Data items

____________

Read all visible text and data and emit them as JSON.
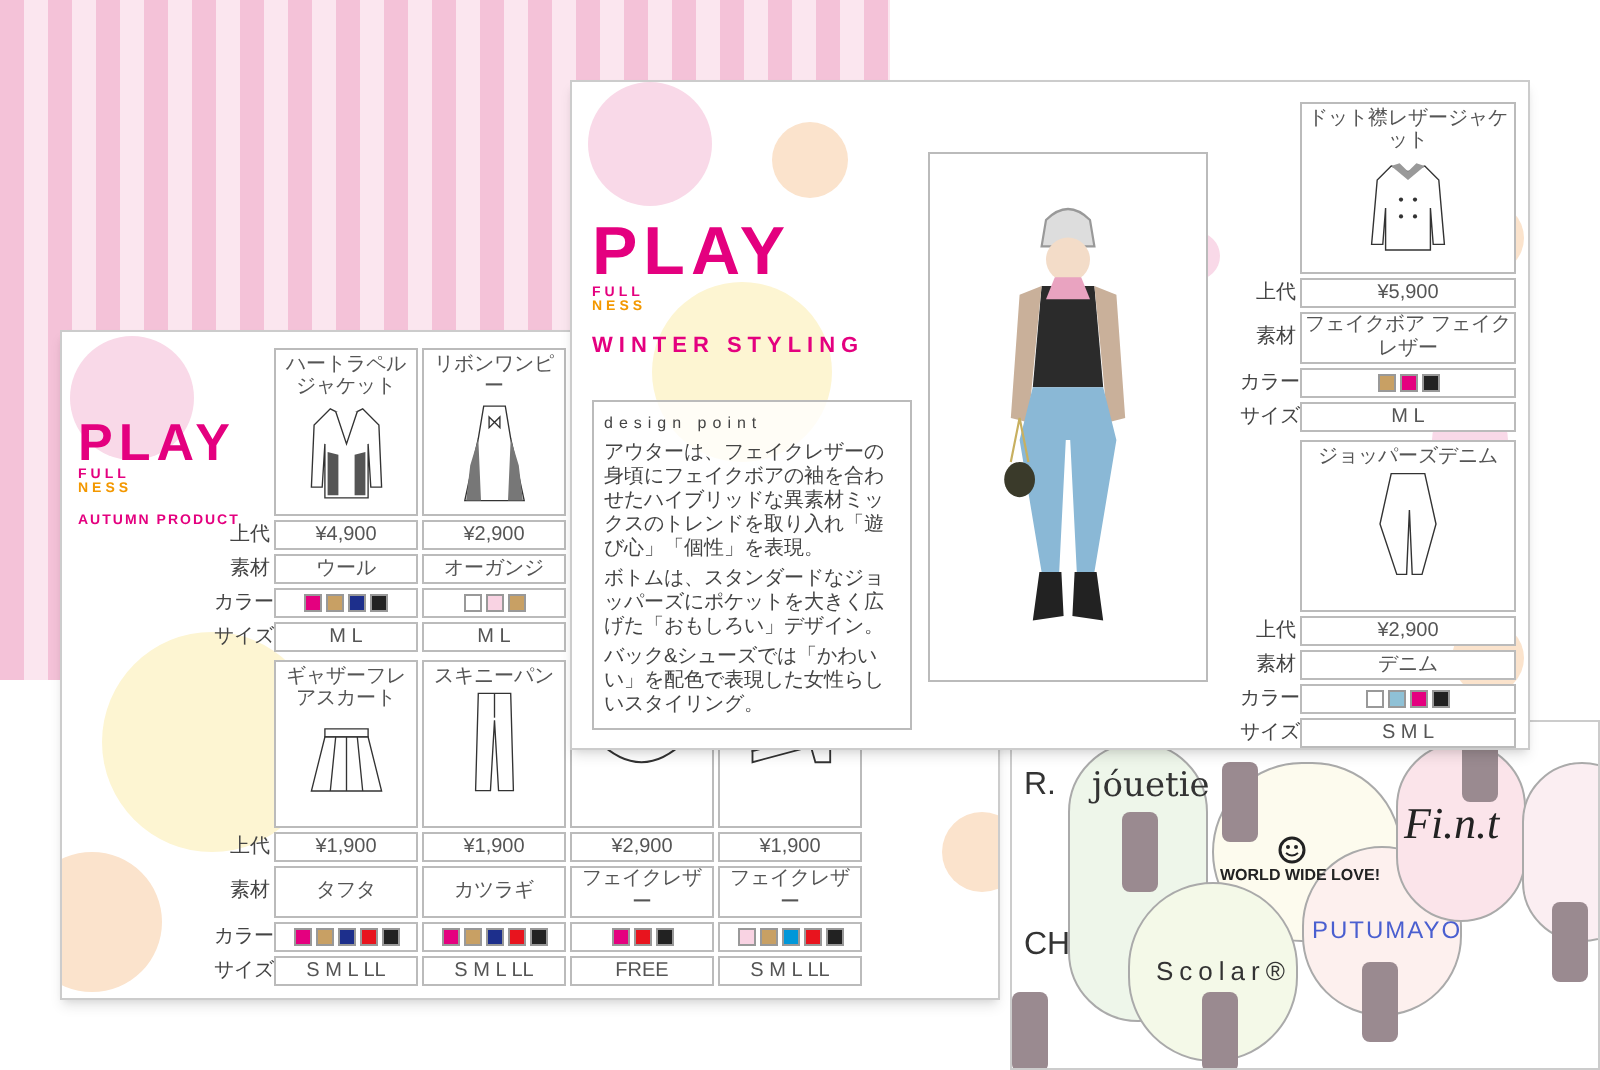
{
  "autumn_sheet": {
    "logo": {
      "word": "PLAY",
      "line_1": "FULL",
      "line_2": "NESS"
    },
    "subtitle": "AUTUMN PRODUCT",
    "blocks": [
      {
        "row_labels": [
          "上代",
          "素材",
          "カラー",
          "サイズ"
        ],
        "items": [
          {
            "kind": "jacket",
            "title": "ハートラペルジャケット",
            "price": "¥4,900",
            "material": "ウール",
            "colors": [
              {
                "color": "#e4007f"
              },
              {
                "color": "#c8a064"
              },
              {
                "color": "#1d2f8c"
              },
              {
                "color": "#222222"
              }
            ],
            "size": "M L"
          },
          {
            "kind": "dress",
            "title": "リボンワンピー",
            "price": "¥2,900",
            "material": "オーガンジ",
            "colors": [
              {
                "color": "#ffffff"
              },
              {
                "color": "#f9d3e3"
              },
              {
                "color": "#c8a064"
              }
            ],
            "size": "M L"
          }
        ]
      },
      {
        "row_labels": [
          "上代",
          "素材",
          "カラー",
          "サイズ"
        ],
        "items": [
          {
            "kind": "skirt",
            "title": "ギャザーフレアスカート",
            "price": "¥1,900",
            "material": "タフタ",
            "colors": [
              {
                "color": "#e4007f"
              },
              {
                "color": "#c8a064"
              },
              {
                "color": "#1d2f8c"
              },
              {
                "color": "#e8141e"
              },
              {
                "color": "#222222"
              }
            ],
            "size": "S M L LL"
          },
          {
            "kind": "jeans",
            "title": "スキニーパン",
            "price": "¥1,900",
            "material": "カツラギ",
            "colors": [
              {
                "color": "#e4007f"
              },
              {
                "color": "#c8a064"
              },
              {
                "color": "#1d2f8c"
              },
              {
                "color": "#e8141e"
              },
              {
                "color": "#222222"
              }
            ],
            "size": "S M L LL"
          },
          {
            "kind": "bag",
            "price": "¥2,900",
            "material": "フェイクレザー",
            "colors": [
              {
                "color": "#e4007f"
              },
              {
                "color": "#e8141e"
              },
              {
                "color": "#222222"
              }
            ],
            "size": "FREE"
          },
          {
            "kind": "shoe",
            "price": "¥1,900",
            "material": "フェイクレザー",
            "colors": [
              {
                "color": "#f9d3e3"
              },
              {
                "color": "#c8a064"
              },
              {
                "color": "#0097d9"
              },
              {
                "color": "#e8141e"
              },
              {
                "color": "#222222"
              }
            ],
            "size": "S M L LL"
          }
        ]
      }
    ]
  },
  "winter_sheet": {
    "logo": {
      "word": "PLAY",
      "line_1": "FULL",
      "line_2": "NESS"
    },
    "subtitle": "WINTER STYLING",
    "design_point": {
      "heading": "design point",
      "paragraphs": [
        "アウターは、フェイクレザーの身頃にフェイクボアの袖を合わせたハイブリッドな異素材ミックスのトレンドを取り入れ「遊び心」「個性」を表現。",
        "ボトムは、スタンダードなジョッパーズにポケットを大きく広げた「おもしろい」デザイン。",
        "バック&シューズでは「かわいい」を配色で表現した女性らしいスタイリング。"
      ]
    },
    "blocks": [
      {
        "row_labels": [
          "上代",
          "素材",
          "カラー",
          "サイズ"
        ],
        "items": [
          {
            "kind": "coat",
            "title": "ドット襟レザージャケット",
            "price": "¥5,900",
            "material": "フェイクボア フェイクレザー",
            "colors": [
              {
                "color": "#c8a064"
              },
              {
                "color": "#e4007f"
              },
              {
                "color": "#222222"
              }
            ],
            "size": "M L"
          }
        ]
      },
      {
        "row_labels": [
          "上代",
          "素材",
          "カラー",
          "サイズ"
        ],
        "items": [
          {
            "kind": "pants",
            "title": "ジョッパーズデニム",
            "price": "¥2,900",
            "material": "デニム",
            "colors": [
              {
                "color": "#ffffff"
              },
              {
                "color": "#8fc1d6"
              },
              {
                "color": "#e4007f"
              },
              {
                "color": "#222222"
              }
            ],
            "size": "S M L"
          }
        ]
      }
    ]
  },
  "brand_map": {
    "brands": [
      {
        "kind": "plain",
        "name": "R."
      },
      {
        "kind": "serif",
        "name": "jóuetie"
      },
      {
        "kind": "bold",
        "name": "WORLD WIDE LOVE!"
      },
      {
        "kind": "script",
        "name": "Fi.n.t"
      },
      {
        "kind": "blue",
        "name": "PUTUMAYO"
      },
      {
        "kind": "wide",
        "name": "Scolar®"
      },
      {
        "kind": "plain",
        "name": "CH"
      }
    ]
  }
}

____________

SET TASK
Make an exact copy of all entries above, dropping the images.

WORKED ANSWER
Read all visible text and data and emit them as JSON.
{
  "autumn_sheet": {
    "logo": {
      "word": "PLAY",
      "line_1": "FULL",
      "line_2": "NESS"
    },
    "subtitle": "AUTUMN PRODUCT",
    "blocks": [
      {
        "row_labels": [
          "上代",
          "素材",
          "カラー",
          "サイズ"
        ],
        "items": [
          {
            "kind": "jacket",
            "title": "ハートラペルジャケット",
            "price": "¥4,900",
            "material": "ウール",
            "colors": [
              {
                "color": "#e4007f"
              },
              {
                "color": "#c8a064"
              },
              {
                "color": "#1d2f8c"
              },
              {
                "color": "#222222"
              }
            ],
            "size": "M L"
          },
          {
            "kind": "dress",
            "title": "リボンワンピー",
            "price": "¥2,900",
            "material": "オーガンジ",
            "colors": [
              {
                "color": "#ffffff"
              },
              {
                "color": "#f9d3e3"
              },
              {
                "color": "#c8a064"
              }
            ],
            "size": "M L"
          }
        ]
      },
      {
        "row_labels": [
          "上代",
          "素材",
          "カラー",
          "サイズ"
        ],
        "items": [
          {
            "kind": "skirt",
            "title": "ギャザーフレアスカート",
            "price": "¥1,900",
            "material": "タフタ",
            "colors": [
              {
                "color": "#e4007f"
              },
              {
                "color": "#c8a064"
              },
              {
                "color": "#1d2f8c"
              },
              {
                "color": "#e8141e"
              },
              {
                "color": "#222222"
              }
            ],
            "size": "S M L LL"
          },
          {
            "kind": "jeans",
            "title": "スキニーパン",
            "price": "¥1,900",
            "material": "カツラギ",
            "colors": [
              {
                "color": "#e4007f"
              },
              {
                "color": "#c8a064"
              },
              {
                "color": "#1d2f8c"
              },
              {
                "color": "#e8141e"
              },
              {
                "color": "#222222"
              }
            ],
            "size": "S M L LL"
          },
          {
            "kind": "bag",
            "price": "¥2,900",
            "material": "フェイクレザー",
            "colors": [
              {
                "color": "#e4007f"
              },
              {
                "color": "#e8141e"
              },
              {
                "color": "#222222"
              }
            ],
            "size": "FREE"
          },
          {
            "kind": "shoe",
            "price": "¥1,900",
            "material": "フェイクレザー",
            "colors": [
              {
                "color": "#f9d3e3"
              },
              {
                "color": "#c8a064"
              },
              {
                "color": "#0097d9"
              },
              {
                "color": "#e8141e"
              },
              {
                "color": "#222222"
              }
            ],
            "size": "S M L LL"
          }
        ]
      }
    ]
  },
  "winter_sheet": {
    "logo": {
      "word": "PLAY",
      "line_1": "FULL",
      "line_2": "NESS"
    },
    "subtitle": "WINTER STYLING",
    "design_point": {
      "heading": "design point",
      "paragraphs": [
        "アウターは、フェイクレザーの身頃にフェイクボアの袖を合わせたハイブリッドな異素材ミックスのトレンドを取り入れ「遊び心」「個性」を表現。",
        "ボトムは、スタンダードなジョッパーズにポケットを大きく広げた「おもしろい」デザイン。",
        "バック&シューズでは「かわいい」を配色で表現した女性らしいスタイリング。"
      ]
    },
    "blocks": [
      {
        "row_labels": [
          "上代",
          "素材",
          "カラー",
          "サイズ"
        ],
        "items": [
          {
            "kind": "coat",
            "title": "ドット襟レザージャケット",
            "price": "¥5,900",
            "material": "フェイクボア フェイクレザー",
            "colors": [
              {
                "color": "#c8a064"
              },
              {
                "color": "#e4007f"
              },
              {
                "color": "#222222"
              }
            ],
            "size": "M L"
          }
        ]
      },
      {
        "row_labels": [
          "上代",
          "素材",
          "カラー",
          "サイズ"
        ],
        "items": [
          {
            "kind": "pants",
            "title": "ジョッパーズデニム",
            "price": "¥2,900",
            "material": "デニム",
            "colors": [
              {
                "color": "#ffffff"
              },
              {
                "color": "#8fc1d6"
              },
              {
                "color": "#e4007f"
              },
              {
                "color": "#222222"
              }
            ],
            "size": "S M L"
          }
        ]
      }
    ]
  },
  "brand_map": {
    "brands": [
      {
        "kind": "plain",
        "name": "R."
      },
      {
        "kind": "serif",
        "name": "jóuetie"
      },
      {
        "kind": "bold",
        "name": "WORLD WIDE LOVE!"
      },
      {
        "kind": "script",
        "name": "Fi.n.t"
      },
      {
        "kind": "blue",
        "name": "PUTUMAYO"
      },
      {
        "kind": "wide",
        "name": "Scolar®"
      },
      {
        "kind": "plain",
        "name": "CH"
      }
    ]
  }
}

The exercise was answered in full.